Texte fourni »
Séance du 13 mai 1998
COMMISSION CONSULTATIVE DU SECRET
DE LA DÉFENSE NATIONALE
Suite de la discussion et adoption
d'un projet de loi en deuxième lecture
M. le président.
L'ordre du jour appelle la suite de la discussion en deuxième lecture du
projet de loi (n° 404, 1997-1998), adopté avec modifications par l'Assemblée
nationale en deuxième lecture, instituant une commission consultative du secret
de la défense nationale.
Dans la suite de la discussion générale, la parole est à M. Delanoë.
M. Bertrand Delanoë.
Monsieur le président, monsieur le ministre, mes chers collègues, nous allons
nous prononcer, en deuxième lecture, sur le projet de loi instituant une
commission consultative du secret de la défense nationale.
Selon nous, ce texte a une grande importance dans l'oeuvre de réhabilitation
du rôle de l'Etat entamée, il y a un an, par le gouvernement de Lionel Jospin.
Il vise principalement, je le rappelle, à écarter les soupçons qui pèsent sur
l'utilisation du secret défense et à en limiter les éventuels abus. Le secret
défense est nécessaire, il existe un consensus à ce sujet, je crois. Cependant,
nous devons veiller à en prévenir les excès et, surtout, à assurer la
transparence des règles qui président à son utilisation. C'est en effet un
usage perverti du secret défense qui affaiblit l'Etat et accroît la méfiance de
nos concitoyens.
Notre assemblée, en première lecture, avait assez profondément modifié la
teneur de ce projet de loi, tant et si bien que le groupe socialiste avait dû
s'abstenir de le voter, ce qui est un paradoxe. Favorables au dispositif
présenté par le Gouvernement, qui allait dans le sens d'un renforcement des
libertés individuelles et d'une modernisation de notre démocratie, nous
estimions que le projet de loi, tel qu'il avait été amendé par le Sénat,
n'était plus équilibré.
Sur deux points plus particulièrement il avait été transformé. Le premier
consistait à permettre à une commission parlementaire de bénéficier de la
procédure de saisine de la commission consultative. Le second concernait la
saisine automatique de la commission par l'autorité administrative.
Sur ces aspects, à l'occasion de cette deuxième lecture, notre rapporteur
réitère ses remarques. Ayant conservé la même opinion, je serai très bref pour
exprimer notre position sur ces deux points.

Objectif 1 » Réécrivez le passage du compte rendu de séance compris entre "Monsieur le président, monsieur" et "nos concitoyens.", inclus, en remplaçant "méfiance" par "défiance".
Objectif 2 » Relevez, dans le compte rendu de séance, les formules par lesquelles M. Bertrand Delanoë interpelle ses auditeurs au début de son intervention.
Objectif 3 » Poursuivez le compte rendu de séance sur le secret de la défense nationale à partir de sa dernière phrase.

Jeu de données »
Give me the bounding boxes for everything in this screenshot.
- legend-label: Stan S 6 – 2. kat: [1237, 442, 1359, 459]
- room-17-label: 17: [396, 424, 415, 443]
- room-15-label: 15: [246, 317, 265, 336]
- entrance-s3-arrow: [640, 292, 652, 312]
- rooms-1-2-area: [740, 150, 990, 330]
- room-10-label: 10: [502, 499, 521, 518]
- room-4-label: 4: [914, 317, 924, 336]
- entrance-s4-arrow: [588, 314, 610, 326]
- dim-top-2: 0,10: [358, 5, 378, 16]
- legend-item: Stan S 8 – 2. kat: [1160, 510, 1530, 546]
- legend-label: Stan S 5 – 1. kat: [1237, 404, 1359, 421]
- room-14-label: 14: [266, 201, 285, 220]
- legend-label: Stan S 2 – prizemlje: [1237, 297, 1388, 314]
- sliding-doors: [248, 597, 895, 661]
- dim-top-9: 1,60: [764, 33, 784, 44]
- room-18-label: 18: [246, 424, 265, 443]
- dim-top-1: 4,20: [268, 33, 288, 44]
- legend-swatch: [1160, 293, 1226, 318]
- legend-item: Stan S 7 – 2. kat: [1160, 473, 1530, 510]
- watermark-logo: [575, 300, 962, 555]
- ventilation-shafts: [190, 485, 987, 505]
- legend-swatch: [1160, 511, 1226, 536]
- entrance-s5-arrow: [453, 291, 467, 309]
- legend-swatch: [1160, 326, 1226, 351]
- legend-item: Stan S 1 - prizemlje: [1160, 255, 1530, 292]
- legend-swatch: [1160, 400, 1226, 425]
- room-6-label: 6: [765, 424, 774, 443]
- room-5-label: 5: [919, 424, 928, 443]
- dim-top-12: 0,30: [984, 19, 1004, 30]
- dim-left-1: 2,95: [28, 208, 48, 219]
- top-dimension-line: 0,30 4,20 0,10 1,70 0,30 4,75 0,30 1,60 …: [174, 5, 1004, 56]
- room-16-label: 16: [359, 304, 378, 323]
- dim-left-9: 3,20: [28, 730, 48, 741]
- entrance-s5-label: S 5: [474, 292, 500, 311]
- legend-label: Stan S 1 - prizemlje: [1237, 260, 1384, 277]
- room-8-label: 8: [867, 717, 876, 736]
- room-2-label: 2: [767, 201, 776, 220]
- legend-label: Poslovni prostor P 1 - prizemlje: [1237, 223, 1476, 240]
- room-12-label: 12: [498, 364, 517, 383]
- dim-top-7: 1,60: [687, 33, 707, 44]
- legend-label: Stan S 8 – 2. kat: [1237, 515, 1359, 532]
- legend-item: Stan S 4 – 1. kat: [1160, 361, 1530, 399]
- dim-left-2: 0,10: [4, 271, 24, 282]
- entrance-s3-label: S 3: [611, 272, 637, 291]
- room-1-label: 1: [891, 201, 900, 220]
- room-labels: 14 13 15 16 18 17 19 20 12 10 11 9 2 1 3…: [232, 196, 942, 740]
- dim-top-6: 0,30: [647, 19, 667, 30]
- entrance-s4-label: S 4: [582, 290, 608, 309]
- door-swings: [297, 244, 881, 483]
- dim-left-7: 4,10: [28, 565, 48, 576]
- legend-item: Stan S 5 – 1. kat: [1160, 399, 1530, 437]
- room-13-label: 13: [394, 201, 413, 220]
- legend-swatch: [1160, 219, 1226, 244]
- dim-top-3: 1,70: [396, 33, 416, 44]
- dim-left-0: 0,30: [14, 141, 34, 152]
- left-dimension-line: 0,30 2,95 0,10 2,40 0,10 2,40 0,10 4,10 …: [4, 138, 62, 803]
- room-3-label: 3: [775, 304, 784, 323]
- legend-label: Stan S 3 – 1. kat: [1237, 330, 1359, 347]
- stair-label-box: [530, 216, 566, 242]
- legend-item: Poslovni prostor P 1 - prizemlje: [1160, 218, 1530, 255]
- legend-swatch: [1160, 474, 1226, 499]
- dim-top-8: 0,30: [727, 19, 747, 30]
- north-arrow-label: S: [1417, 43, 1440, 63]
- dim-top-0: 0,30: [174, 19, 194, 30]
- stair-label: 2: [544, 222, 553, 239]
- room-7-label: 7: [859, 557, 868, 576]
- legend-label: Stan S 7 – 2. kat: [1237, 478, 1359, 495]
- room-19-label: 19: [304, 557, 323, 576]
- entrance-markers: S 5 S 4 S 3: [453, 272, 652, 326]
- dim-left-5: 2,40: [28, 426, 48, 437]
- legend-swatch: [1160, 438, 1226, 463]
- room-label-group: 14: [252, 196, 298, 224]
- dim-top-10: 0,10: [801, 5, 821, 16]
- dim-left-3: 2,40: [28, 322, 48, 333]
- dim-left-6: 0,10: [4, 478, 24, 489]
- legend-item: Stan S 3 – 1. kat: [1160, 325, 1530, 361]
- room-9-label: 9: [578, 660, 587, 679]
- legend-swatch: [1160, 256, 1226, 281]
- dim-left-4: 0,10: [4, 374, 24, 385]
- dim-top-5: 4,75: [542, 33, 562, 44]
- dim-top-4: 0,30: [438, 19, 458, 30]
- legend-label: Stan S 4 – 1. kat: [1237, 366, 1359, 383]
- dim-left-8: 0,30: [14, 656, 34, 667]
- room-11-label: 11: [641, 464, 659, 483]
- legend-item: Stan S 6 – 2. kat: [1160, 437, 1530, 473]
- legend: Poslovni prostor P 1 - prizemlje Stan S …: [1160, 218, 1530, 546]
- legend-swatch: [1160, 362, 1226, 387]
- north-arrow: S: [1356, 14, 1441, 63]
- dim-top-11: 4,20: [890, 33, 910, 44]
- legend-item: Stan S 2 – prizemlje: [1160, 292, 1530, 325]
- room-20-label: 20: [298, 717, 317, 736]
---
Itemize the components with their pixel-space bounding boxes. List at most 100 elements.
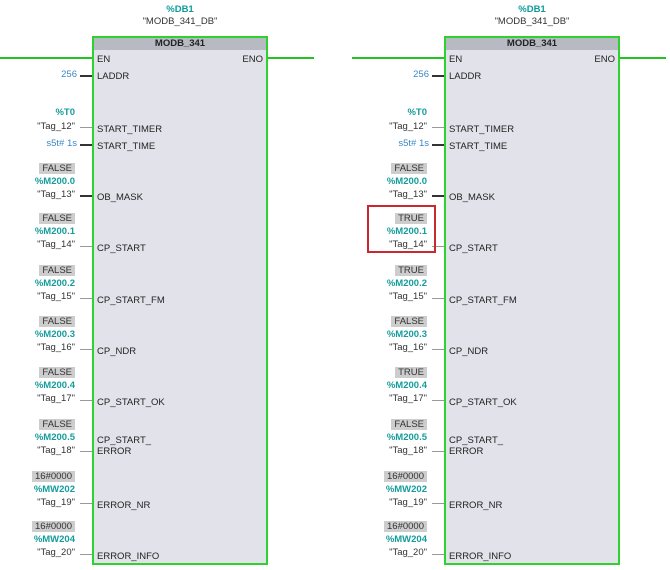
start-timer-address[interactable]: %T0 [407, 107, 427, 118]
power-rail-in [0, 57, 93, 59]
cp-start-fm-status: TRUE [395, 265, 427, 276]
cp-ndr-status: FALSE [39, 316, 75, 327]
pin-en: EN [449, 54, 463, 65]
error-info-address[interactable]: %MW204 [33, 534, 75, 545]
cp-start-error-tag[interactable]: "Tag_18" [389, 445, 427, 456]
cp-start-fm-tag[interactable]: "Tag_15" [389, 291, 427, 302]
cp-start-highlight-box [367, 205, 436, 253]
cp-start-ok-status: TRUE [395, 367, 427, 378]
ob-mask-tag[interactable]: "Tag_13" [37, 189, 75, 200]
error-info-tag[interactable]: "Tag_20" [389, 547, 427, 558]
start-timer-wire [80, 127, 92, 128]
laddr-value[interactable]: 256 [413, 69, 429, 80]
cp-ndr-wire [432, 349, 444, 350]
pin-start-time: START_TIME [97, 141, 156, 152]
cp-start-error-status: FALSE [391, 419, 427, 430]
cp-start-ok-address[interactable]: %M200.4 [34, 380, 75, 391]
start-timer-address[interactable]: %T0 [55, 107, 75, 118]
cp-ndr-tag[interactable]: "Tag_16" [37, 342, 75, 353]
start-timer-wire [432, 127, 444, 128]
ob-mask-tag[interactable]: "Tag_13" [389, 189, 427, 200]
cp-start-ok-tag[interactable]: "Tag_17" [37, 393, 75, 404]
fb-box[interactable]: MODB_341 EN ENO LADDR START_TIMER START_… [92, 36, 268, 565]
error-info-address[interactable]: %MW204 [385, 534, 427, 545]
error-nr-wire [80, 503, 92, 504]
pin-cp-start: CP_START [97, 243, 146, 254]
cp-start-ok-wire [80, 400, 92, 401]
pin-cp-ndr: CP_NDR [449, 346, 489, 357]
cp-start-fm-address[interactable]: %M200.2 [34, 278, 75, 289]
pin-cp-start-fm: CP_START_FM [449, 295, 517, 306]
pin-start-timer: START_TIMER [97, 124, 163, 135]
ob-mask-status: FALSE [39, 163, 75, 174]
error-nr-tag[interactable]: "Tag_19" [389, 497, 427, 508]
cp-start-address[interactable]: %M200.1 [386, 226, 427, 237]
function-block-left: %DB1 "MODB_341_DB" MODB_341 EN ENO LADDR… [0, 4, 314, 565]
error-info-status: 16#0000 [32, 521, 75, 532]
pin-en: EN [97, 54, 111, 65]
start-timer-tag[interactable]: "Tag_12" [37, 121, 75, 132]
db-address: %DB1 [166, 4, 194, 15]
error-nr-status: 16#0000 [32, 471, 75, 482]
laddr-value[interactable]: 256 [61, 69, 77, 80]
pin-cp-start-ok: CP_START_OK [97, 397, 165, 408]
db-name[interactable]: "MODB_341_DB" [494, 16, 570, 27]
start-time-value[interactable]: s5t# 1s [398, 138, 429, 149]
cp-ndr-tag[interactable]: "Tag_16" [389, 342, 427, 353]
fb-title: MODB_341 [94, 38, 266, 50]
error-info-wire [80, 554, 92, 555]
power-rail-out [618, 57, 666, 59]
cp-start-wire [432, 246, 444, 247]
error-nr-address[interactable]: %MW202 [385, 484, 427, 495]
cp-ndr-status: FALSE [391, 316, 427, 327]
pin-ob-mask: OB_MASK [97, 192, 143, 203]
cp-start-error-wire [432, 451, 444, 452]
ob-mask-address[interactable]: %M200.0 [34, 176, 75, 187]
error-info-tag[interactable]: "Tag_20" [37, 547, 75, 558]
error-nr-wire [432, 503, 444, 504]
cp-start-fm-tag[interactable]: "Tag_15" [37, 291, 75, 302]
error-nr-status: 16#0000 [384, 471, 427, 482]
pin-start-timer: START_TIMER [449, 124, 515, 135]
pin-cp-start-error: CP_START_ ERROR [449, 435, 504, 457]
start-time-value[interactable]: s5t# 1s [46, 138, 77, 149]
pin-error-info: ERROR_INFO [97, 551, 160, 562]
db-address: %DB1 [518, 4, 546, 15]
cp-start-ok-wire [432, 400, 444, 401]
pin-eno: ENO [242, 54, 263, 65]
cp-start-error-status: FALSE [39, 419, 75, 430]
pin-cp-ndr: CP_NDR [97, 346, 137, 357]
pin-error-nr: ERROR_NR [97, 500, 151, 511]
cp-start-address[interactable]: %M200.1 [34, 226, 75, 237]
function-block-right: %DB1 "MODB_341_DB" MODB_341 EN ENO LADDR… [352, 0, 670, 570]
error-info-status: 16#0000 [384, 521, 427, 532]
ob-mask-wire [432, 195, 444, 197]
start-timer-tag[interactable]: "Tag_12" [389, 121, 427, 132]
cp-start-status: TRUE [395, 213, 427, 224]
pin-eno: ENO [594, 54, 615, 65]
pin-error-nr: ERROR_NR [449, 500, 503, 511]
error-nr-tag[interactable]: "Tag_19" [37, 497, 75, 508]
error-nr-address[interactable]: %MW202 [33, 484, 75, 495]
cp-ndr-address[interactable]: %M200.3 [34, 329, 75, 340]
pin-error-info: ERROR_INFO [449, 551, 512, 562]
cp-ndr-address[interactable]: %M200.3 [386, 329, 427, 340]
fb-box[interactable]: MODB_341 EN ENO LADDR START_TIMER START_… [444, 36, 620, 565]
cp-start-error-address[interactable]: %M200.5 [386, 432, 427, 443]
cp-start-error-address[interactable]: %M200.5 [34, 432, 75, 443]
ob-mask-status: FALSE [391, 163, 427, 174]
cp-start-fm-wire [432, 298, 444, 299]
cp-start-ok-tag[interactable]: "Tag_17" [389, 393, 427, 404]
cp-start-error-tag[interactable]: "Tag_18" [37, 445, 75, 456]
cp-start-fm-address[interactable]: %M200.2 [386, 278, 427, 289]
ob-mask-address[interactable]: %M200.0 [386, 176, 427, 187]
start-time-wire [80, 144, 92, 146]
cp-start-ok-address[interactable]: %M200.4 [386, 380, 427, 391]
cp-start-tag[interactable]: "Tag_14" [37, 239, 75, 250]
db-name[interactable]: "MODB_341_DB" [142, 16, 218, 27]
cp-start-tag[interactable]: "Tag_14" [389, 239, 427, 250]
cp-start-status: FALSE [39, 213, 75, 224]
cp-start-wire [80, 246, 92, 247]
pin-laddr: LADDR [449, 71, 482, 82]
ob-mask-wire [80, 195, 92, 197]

Résultat final 1 »
Monsieur le président, monsieur le ministre, mes chers collègues, nous allons
nous prononcer, en deuxième lecture, sur le projet de loi instituant une
commission consultative du secret de la défense nationale.
Selon nous, ce texte a une grande importance dans l'oeuvre de réhabilitation
du rôle de l'Etat entamée, il y a un an, par le gouvernement de Lionel Jospin.
Il vise principalement, je le rappelle, à écarter les soupçons qui pèsent sur
l'utilisation du secret défense et à en limiter les éventuels abus. Le secret
défense est nécessaire, il existe un consensus à ce sujet, je crois. Cependant,
nous devons veiller à en prévenir les excès et, surtout, à assurer la
transparence des règles qui président à son utilisation. C'est en effet un
usage perverti du secret défense qui affaiblit l'Etat et accroît la défiance de
nos concitoyens.

Résultat final 2 »
Monsieur le président
monsieur le ministre
mes chers collègues

Résultat final 3 »
Premièrement, il nous semble qu'il faut garder à cette commission consultative
son caractère original : elle doit vérifier si la déclassification d'un
document qui lui est demandée, dans un cas particulier, est directement
nécessaire pour la bonne administration de la justice.
Nous sommes là au coeur de la nature de cette nouvelle commission. Il ne faut
pas que ses avis deviennent des enjeux à caractère politique. Si nous
acceptions que les commissions parlementaires, qui sont, elles, éminemment
politiques - à juste titre - saisissent la commission consultative, nous
risquerions alors de la voir s'immiscer entre l'exécutif et le législatif. Ce
n'est pas l'objectif recherché.
En outre, si une commission parlementaire se doit, en effet, d'exercer un
contrôle politique, elle ne doit en aucun cas intervenir dans des affaires qui
font l'objet d'une action judiciaire. Prévoir la possibilité d'une saisine par
une commission parlementaire y conduirait à coup sûr, tôt ou tard.
En ce qui concerne, deuxièmement, la saisine de cette nouvelle commission, il
nous apparaît toujours préférable que toutes les demandes soient transmises par
l'autorité administrative. Si tel n'était pas le cas, la commission
n'interviendrait plus qu'en cas de refus antérieur d'un ministre. Elle verrait
alors son rôle s'appauvrir, puisqu'elle ne deviendrait ainsi qu'une instance
d'appel. Nous ne sommes pas favorables à une telle dérive de l'action de la
future commission, qui se trouverait considérablement affaiblie avant même
d'avoir vu le jour.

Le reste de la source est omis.